## TASK TO COMPLETE
For each line in the data below that holds "this", return a copy.
-- begin PROVIDED MATERIAL --
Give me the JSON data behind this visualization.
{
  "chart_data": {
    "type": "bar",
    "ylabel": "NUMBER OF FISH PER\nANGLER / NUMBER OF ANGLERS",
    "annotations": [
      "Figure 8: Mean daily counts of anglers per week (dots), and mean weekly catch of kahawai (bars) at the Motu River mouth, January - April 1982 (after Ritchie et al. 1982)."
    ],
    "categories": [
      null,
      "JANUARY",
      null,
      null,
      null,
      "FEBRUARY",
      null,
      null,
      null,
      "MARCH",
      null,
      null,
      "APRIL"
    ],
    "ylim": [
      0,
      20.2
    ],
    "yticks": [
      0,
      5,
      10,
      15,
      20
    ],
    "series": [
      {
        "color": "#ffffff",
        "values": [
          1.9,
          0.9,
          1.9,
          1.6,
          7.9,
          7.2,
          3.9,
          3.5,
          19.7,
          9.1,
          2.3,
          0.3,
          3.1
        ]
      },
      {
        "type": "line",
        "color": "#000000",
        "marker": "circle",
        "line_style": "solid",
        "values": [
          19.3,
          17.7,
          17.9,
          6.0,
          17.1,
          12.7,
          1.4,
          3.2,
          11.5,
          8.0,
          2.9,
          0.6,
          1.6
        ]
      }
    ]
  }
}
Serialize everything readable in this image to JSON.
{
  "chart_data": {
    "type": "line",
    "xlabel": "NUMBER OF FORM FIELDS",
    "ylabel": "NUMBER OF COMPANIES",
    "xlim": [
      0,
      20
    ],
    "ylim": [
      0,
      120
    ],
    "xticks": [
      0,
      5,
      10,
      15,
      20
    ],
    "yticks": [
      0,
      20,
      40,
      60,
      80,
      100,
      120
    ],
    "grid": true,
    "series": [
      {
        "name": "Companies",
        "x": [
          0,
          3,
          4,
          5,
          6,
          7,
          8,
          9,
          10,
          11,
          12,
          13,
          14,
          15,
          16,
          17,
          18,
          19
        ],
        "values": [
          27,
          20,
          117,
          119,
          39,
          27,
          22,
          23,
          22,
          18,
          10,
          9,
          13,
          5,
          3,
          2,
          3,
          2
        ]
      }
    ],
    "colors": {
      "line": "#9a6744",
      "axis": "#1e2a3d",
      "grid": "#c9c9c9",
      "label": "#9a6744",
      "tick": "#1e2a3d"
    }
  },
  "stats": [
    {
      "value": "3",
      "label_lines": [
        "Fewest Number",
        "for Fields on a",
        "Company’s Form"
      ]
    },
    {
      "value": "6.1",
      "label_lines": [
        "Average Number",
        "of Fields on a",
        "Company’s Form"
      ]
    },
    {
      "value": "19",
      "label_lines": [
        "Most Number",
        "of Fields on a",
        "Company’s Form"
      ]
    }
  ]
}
-- end PROVIDED MATERIAL --
## FINISHED EXERCISE
Give me the JSON data behind this visualization.
Serialize everything readable in this image to JSON.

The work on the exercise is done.